__What you should do__:
Which rows below contain the string "yoga"? Collect each of those lines.

Element box records

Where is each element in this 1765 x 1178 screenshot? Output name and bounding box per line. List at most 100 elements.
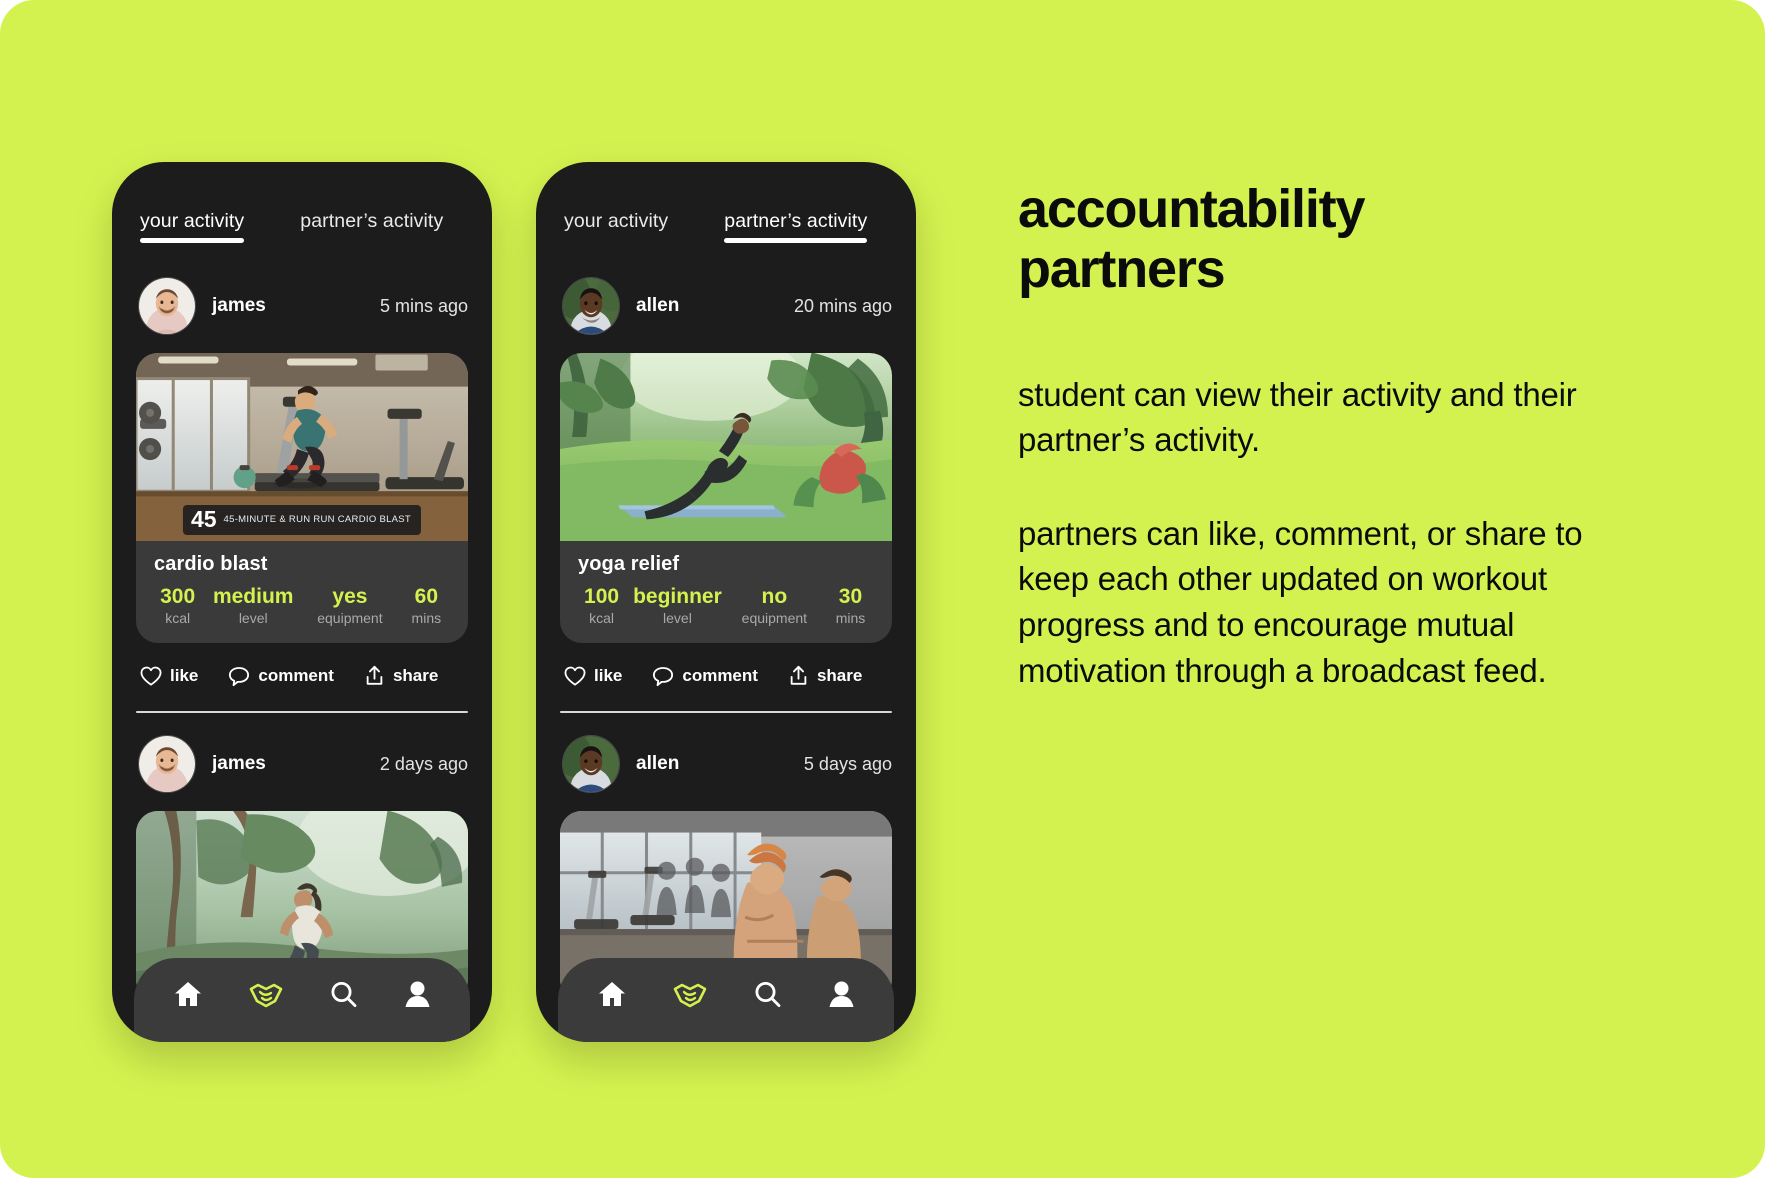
workout-card-body: cardio blast 300 kcal medium level yes e — [136, 541, 468, 643]
media-badge-number: 45 — [190, 506, 217, 532]
media-badge-text: 45-MINUTE & RUN RUN CARDIO BLAST — [223, 514, 412, 525]
nav-profile[interactable] — [828, 980, 855, 1008]
like-button[interactable]: like — [140, 666, 198, 686]
like-button[interactable]: like — [564, 666, 622, 686]
description-paragraph-1: student can view their activity and thei… — [1018, 375, 1577, 459]
post-timestamp: 20 mins ago — [793, 295, 892, 316]
person-icon — [828, 980, 855, 1008]
nav-home[interactable] — [597, 980, 627, 1009]
workout-media-yoga — [560, 353, 892, 541]
stat-level-value: beginner — [633, 585, 722, 608]
activity-tabs: your activity partner’s activity — [560, 210, 892, 243]
stat-kcal-value: 100 — [584, 585, 620, 608]
avatar[interactable] — [138, 277, 196, 335]
comment-label: comment — [682, 666, 758, 686]
stat-mins: 60 mins — [403, 585, 450, 627]
avatar[interactable] — [138, 735, 196, 794]
workout-stats: 100 kcal beginner level no equipment 30 … — [578, 585, 874, 627]
comment-label: comment — [258, 666, 334, 686]
post-header: james 2 days ago — [136, 735, 468, 794]
stat-kcal-label: kcal — [165, 610, 191, 627]
tab-your-activity-label: your activity — [140, 210, 245, 232]
stat-equipment-value: no — [761, 585, 788, 608]
nav-home[interactable] — [173, 980, 203, 1009]
share-label: share — [816, 666, 863, 686]
post-header: allen 5 days ago — [560, 735, 892, 794]
post-divider — [136, 711, 468, 714]
post-username: allen — [636, 753, 680, 775]
phone-mockup-your-activity: your activity partner’s activity james 5… — [112, 162, 492, 1042]
share-button[interactable]: share — [364, 665, 438, 687]
workout-card-body: yoga relief 100 kcal beginner level no e — [560, 541, 892, 643]
post-timestamp: 5 mins ago — [379, 295, 468, 316]
like-label: like — [594, 666, 623, 686]
stat-level: beginner level — [633, 585, 722, 627]
bottom-nav — [134, 958, 470, 1042]
workout-title: yoga relief — [578, 553, 680, 575]
search-icon — [753, 980, 782, 1009]
avatar[interactable] — [562, 735, 620, 794]
tab-partners-activity[interactable]: partner’s activity — [300, 210, 443, 243]
share-icon — [788, 665, 809, 687]
post-username: allen — [636, 295, 680, 316]
stat-level: medium level — [209, 585, 297, 627]
workout-title: cardio blast — [154, 553, 268, 575]
stat-mins-value: 30 — [838, 585, 863, 608]
page-title: accountability partners — [1018, 179, 1365, 299]
heart-icon — [140, 666, 162, 686]
search-icon — [329, 980, 358, 1009]
workout-card[interactable]: 45 45-MINUTE & RUN RUN CARDIO BLAST card… — [136, 353, 468, 644]
slide-canvas: your activity partner’s activity james 5… — [0, 0, 1765, 1178]
post-divider — [560, 711, 892, 714]
stat-mins: 30 mins — [827, 585, 874, 627]
share-icon — [364, 665, 385, 687]
tab-partners-activity[interactable]: partner’s activity — [724, 210, 868, 243]
comment-bubble-icon — [228, 666, 250, 687]
heart-icon — [564, 666, 586, 686]
stat-kcal: 100 kcal — [578, 585, 625, 627]
post-actions: like comment share — [560, 665, 892, 687]
person-icon — [404, 980, 431, 1008]
comment-bubble-icon — [652, 666, 674, 687]
stat-kcal: 300 kcal — [154, 585, 201, 627]
tab-your-activity[interactable]: your activity — [564, 210, 668, 243]
handshake-icon — [673, 980, 707, 1008]
stat-kcal-value: 300 — [160, 585, 196, 608]
nav-partners[interactable] — [249, 980, 283, 1008]
stat-mins-value: 60 — [414, 585, 439, 608]
media-duration-badge: 45 45-MINUTE & RUN RUN CARDIO BLAST — [182, 505, 422, 535]
stat-level-label: level — [663, 610, 692, 627]
like-label: like — [170, 666, 199, 686]
stat-equipment: yes equipment — [305, 585, 395, 627]
share-button[interactable]: share — [788, 665, 862, 687]
workout-card[interactable]: yoga relief 100 kcal beginner level no e — [560, 353, 892, 644]
tab-your-activity[interactable]: your activity — [140, 210, 245, 243]
share-label: share — [392, 666, 439, 686]
avatar[interactable] — [562, 277, 620, 335]
stat-mins-label: mins — [411, 610, 442, 627]
stat-equipment-value: yes — [332, 585, 368, 608]
stat-level-value: medium — [212, 585, 294, 608]
post-username: james — [212, 295, 266, 316]
workout-stats: 300 kcal medium level yes equipment 60 m… — [154, 585, 450, 627]
post-timestamp: 2 days ago — [379, 753, 468, 774]
description-panel: accountability partners student can view… — [1018, 179, 1678, 693]
post-username: james — [212, 753, 266, 775]
activity-tabs: your activity partner’s activity — [136, 210, 468, 243]
description-paragraph-2: partners can like, comment, or share to … — [1018, 514, 1583, 689]
handshake-icon — [249, 980, 283, 1008]
nav-search[interactable] — [753, 980, 782, 1009]
nav-search[interactable] — [329, 980, 358, 1009]
nav-partners[interactable] — [673, 980, 707, 1008]
phone-mockup-partners-activity: your activity partner’s activity allen 2… — [536, 162, 916, 1042]
stat-equipment: no equipment — [730, 585, 819, 627]
stat-level-label: level — [238, 610, 268, 627]
home-icon — [597, 980, 627, 1009]
comment-button[interactable]: comment — [652, 666, 758, 687]
stat-equipment-label: equipment — [741, 610, 808, 627]
tab-partners-activity-label: partner’s activity — [724, 210, 868, 232]
stat-mins-label: mins — [835, 610, 866, 627]
comment-button[interactable]: comment — [228, 666, 334, 687]
post-timestamp: 5 days ago — [803, 753, 892, 774]
nav-profile[interactable] — [404, 980, 431, 1008]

__Exercise solution__:
workout-media-yoga — [560, 353, 892, 541]
workout-card-body: yoga relief 100 kcal beginner level no e — [560, 541, 892, 643]
workout-title: yoga relief — [578, 553, 680, 575]
workout-card[interactable]: yoga relief 100 kcal beginner level no e — [560, 353, 892, 644]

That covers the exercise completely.